** Begin Entries **

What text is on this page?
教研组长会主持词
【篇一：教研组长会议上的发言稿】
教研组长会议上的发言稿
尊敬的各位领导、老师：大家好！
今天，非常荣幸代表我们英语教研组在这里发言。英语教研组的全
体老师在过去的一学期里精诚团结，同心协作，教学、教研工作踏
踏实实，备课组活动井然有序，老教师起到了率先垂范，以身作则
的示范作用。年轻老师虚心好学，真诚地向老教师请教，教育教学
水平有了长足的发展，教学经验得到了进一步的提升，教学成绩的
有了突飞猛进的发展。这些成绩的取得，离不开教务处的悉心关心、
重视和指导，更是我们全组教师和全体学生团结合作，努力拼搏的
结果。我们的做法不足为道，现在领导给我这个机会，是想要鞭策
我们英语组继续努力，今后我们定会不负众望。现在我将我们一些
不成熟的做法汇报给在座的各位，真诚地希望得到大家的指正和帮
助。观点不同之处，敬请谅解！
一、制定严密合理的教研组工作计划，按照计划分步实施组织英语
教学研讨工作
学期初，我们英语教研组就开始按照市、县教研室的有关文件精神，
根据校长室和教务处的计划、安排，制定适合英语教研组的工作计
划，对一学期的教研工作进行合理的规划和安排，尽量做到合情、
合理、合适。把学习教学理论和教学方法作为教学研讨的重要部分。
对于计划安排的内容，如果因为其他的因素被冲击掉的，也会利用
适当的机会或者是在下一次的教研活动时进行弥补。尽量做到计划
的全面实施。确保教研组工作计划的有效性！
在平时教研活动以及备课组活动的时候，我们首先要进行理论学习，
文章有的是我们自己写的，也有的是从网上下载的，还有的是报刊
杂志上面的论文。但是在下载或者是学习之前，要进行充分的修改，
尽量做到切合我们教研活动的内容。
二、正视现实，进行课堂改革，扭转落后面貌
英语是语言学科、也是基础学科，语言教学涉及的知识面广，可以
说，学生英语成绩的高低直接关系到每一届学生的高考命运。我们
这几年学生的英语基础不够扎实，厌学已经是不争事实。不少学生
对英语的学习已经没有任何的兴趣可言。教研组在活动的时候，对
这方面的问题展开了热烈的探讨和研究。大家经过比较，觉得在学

** End Entries **

Restate the records, all of them, precisely as written.

Output of the task:
What text is on this page?
教研组长会主持词
【篇一：教研组长会议上的发言稿】
教研组长会议上的发言稿
尊敬的各位领导、老师：大家好！
今天，非常荣幸代表我们英语教研组在这里发言。英语教研组的全
体老师在过去的一学期里精诚团结，同心协作，教学、教研工作踏
踏实实，备课组活动井然有序，老教师起到了率先垂范，以身作则
的示范作用。年轻老师虚心好学，真诚地向老教师请教，教育教学
水平有了长足的发展，教学经验得到了进一步的提升，教学成绩的
有了突飞猛进的发展。这些成绩的取得，离不开教务处的悉心关心、
重视和指导，更是我们全组教师和全体学生团结合作，努力拼搏的
结果。我们的做法不足为道，现在领导给我这个机会，是想要鞭策
我们英语组继续努力，今后我们定会不负众望。现在我将我们一些
不成熟的做法汇报给在座的各位，真诚地希望得到大家的指正和帮
助。观点不同之处，敬请谅解！
一、制定严密合理的教研组工作计划，按照计划分步实施组织英语
教学研讨工作
学期初，我们英语教研组就开始按照市、县教研室的有关文件精神，
根据校长室和教务处的计划、安排，制定适合英语教研组的工作计
划，对一学期的教研工作进行合理的规划和安排，尽量做到合情、
合理、合适。把学习教学理论和教学方法作为教学研讨的重要部分。
对于计划安排的内容，如果因为其他的因素被冲击掉的，也会利用
适当的机会或者是在下一次的教研活动时进行弥补。尽量做到计划
的全面实施。确保教研组工作计划的有效性！
在平时教研活动以及备课组活动的时候，我们首先要进行理论学习，
文章有的是我们自己写的，也有的是从网上下载的，还有的是报刊
杂志上面的论文。但是在下载或者是学习之前，要进行充分的修改，
尽量做到切合我们教研活动的内容。
二、正视现实，进行课堂改革，扭转落后面貌
英语是语言学科、也是基础学科，语言教学涉及的知识面广，可以
说，学生英语成绩的高低直接关系到每一届学生的高考命运。我们
这几年学生的英语基础不够扎实，厌学已经是不争事实。不少学生
对英语的学习已经没有任何的兴趣可言。教研组在活动的时候，对
这方面的问题展开了热烈的探讨和研究。大家经过比较，觉得在学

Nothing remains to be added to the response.